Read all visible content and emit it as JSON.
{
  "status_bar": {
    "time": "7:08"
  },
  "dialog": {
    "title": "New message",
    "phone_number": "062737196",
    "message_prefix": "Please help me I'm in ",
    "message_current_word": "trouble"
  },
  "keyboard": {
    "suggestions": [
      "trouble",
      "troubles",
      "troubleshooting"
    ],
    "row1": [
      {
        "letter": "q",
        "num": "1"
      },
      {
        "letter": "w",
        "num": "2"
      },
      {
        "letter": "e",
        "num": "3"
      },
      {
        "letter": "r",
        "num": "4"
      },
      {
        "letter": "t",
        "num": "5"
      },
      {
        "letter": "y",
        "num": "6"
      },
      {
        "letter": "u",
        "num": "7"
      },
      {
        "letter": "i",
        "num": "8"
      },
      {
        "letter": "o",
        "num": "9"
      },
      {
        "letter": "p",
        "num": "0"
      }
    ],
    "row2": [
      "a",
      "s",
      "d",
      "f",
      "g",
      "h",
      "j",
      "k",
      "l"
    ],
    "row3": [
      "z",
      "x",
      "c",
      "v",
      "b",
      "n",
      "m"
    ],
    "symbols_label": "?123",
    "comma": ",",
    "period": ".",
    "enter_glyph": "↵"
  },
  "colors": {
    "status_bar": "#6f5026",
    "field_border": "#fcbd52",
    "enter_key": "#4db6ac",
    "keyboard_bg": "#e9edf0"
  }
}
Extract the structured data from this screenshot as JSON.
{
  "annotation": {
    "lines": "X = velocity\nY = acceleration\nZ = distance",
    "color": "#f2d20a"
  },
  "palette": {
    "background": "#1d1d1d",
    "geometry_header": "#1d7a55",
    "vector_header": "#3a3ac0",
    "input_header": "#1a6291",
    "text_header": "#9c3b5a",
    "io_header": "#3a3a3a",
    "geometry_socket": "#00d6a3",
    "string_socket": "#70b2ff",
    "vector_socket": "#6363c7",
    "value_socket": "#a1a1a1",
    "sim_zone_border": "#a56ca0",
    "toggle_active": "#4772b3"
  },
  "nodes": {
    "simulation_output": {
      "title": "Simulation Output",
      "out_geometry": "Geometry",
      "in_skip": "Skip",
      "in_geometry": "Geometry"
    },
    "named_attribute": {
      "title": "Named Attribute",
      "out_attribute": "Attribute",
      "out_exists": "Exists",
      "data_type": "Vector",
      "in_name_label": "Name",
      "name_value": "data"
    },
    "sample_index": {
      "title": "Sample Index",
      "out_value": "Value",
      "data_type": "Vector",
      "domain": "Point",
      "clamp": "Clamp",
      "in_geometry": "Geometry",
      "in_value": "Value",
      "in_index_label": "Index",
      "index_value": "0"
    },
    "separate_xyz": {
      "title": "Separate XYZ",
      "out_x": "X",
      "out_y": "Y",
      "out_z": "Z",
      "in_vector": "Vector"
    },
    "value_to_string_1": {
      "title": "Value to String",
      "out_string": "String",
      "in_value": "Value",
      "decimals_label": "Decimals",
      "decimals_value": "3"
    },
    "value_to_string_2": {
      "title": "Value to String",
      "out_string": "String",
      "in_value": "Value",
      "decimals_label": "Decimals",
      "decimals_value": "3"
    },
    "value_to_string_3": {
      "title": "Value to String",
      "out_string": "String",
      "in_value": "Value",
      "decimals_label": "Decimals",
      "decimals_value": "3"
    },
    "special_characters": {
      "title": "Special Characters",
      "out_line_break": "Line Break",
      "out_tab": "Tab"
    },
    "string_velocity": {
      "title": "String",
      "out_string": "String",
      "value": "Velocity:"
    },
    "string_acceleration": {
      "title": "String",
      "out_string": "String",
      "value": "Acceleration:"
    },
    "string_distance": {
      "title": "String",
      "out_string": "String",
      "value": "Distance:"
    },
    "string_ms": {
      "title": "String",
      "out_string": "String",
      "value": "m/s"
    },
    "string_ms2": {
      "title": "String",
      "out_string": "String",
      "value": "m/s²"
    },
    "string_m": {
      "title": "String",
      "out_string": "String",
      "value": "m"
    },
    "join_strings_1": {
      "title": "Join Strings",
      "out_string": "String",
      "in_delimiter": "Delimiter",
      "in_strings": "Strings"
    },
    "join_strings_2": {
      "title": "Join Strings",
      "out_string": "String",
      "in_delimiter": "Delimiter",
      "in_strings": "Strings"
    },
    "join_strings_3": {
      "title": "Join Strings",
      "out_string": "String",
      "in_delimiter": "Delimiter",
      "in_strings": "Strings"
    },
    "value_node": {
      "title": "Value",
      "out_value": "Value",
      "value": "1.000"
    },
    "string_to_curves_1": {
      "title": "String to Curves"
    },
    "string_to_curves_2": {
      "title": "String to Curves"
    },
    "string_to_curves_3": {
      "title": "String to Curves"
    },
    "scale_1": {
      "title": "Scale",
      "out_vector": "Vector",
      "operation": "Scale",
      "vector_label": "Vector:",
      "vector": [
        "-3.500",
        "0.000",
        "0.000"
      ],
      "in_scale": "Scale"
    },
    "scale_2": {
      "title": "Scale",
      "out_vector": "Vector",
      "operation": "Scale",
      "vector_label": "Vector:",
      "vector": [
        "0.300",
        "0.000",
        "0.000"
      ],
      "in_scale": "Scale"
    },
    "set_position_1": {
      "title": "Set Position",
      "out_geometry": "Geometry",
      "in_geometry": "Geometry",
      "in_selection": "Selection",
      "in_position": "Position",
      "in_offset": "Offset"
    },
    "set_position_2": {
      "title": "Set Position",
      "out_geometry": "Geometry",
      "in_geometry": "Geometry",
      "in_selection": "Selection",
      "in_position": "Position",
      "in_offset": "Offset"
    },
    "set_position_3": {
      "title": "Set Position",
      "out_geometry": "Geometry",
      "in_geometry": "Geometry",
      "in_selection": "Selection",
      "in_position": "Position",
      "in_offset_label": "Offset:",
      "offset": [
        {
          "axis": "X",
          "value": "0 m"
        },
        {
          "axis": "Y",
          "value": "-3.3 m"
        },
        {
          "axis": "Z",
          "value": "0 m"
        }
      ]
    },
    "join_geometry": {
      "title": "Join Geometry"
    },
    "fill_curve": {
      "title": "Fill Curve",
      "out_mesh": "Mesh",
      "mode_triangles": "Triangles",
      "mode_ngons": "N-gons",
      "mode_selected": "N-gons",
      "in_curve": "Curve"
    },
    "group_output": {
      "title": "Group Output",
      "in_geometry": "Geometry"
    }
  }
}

■ Short problem:
Each line above that includes "letter" should be shown.

■ Task solution:
        "letter": "q",
        "letter": "w",
        "letter": "e",
        "letter": "r",
        "letter": "t",
        "letter": "y",
        "letter": "u",
        "letter": "i",
        "letter": "o",
        "letter": "p",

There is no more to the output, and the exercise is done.